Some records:

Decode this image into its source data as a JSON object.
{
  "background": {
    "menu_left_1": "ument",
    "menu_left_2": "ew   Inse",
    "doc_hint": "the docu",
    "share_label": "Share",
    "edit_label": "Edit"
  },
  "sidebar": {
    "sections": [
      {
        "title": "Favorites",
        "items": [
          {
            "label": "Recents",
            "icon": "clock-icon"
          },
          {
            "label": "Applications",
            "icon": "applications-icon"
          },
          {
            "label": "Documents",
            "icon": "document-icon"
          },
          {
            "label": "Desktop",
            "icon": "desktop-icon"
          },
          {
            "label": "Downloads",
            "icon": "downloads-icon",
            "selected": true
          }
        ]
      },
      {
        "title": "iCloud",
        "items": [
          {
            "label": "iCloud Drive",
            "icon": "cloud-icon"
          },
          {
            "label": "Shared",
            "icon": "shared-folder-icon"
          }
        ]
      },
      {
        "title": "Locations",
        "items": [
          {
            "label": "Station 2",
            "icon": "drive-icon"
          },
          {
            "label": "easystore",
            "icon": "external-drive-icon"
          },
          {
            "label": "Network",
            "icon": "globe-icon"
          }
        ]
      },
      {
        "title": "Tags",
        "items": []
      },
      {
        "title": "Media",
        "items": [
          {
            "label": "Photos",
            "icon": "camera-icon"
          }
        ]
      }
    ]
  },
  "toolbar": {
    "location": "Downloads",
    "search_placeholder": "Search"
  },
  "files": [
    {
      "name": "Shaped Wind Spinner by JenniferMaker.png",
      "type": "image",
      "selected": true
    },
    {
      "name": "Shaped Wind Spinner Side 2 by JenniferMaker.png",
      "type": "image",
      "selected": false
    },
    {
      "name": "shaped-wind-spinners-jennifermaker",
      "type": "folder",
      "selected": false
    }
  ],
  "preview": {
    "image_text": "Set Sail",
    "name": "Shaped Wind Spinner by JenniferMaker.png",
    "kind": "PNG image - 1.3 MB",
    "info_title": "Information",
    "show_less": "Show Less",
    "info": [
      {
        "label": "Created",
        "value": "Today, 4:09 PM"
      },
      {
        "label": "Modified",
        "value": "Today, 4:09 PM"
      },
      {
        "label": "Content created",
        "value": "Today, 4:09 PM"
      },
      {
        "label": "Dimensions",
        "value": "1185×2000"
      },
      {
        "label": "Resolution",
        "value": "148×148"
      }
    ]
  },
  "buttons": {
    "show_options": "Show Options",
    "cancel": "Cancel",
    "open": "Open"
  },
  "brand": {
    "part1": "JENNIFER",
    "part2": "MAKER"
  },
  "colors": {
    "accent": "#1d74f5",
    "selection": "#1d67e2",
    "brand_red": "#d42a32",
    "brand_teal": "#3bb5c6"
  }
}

--

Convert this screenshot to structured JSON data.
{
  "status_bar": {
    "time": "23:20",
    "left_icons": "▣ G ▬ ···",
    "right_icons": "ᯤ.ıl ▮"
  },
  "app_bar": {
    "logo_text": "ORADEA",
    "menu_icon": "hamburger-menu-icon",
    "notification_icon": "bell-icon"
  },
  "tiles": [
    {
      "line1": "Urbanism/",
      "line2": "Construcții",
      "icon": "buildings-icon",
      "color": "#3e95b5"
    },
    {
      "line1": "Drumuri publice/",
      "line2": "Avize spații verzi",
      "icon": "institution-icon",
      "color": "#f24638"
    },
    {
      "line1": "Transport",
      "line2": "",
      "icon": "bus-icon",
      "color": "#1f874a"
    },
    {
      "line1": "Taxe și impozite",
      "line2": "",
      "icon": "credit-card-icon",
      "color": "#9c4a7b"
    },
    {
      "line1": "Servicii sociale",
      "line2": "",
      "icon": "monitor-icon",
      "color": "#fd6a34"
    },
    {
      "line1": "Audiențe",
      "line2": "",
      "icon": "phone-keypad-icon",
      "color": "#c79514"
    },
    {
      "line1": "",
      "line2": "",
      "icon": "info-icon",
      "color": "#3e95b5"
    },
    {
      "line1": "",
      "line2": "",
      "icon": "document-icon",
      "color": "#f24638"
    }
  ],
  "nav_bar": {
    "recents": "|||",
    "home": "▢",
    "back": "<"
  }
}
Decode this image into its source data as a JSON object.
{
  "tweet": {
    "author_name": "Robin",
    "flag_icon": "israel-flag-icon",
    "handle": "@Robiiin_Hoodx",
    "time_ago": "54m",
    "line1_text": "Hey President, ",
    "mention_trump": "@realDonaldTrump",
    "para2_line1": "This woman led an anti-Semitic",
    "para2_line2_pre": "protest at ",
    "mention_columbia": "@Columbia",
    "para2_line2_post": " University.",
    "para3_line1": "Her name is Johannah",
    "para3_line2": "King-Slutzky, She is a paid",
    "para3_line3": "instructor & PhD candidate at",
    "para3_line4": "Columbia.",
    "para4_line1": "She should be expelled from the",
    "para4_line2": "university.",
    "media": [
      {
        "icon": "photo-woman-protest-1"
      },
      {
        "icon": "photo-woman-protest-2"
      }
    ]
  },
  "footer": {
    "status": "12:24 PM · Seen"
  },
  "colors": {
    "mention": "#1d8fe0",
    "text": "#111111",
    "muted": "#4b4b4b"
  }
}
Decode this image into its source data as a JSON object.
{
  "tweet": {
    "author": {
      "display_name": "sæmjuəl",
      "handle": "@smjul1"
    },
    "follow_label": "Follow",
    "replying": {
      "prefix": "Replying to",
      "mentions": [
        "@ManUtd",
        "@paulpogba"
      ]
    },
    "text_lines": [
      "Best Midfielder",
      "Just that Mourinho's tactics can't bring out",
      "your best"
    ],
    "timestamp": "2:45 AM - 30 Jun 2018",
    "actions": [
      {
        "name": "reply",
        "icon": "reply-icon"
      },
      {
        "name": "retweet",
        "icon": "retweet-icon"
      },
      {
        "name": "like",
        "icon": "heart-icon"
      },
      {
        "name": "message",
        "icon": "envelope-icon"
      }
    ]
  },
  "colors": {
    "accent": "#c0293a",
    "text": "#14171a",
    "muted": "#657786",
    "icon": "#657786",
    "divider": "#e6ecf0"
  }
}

• STATED PROBLEM: Identify the lines above with the word "Show". Copy them.

• RIGHT ANSWER:
    "show_less": "Show Less",
    "show_options": "Show Options",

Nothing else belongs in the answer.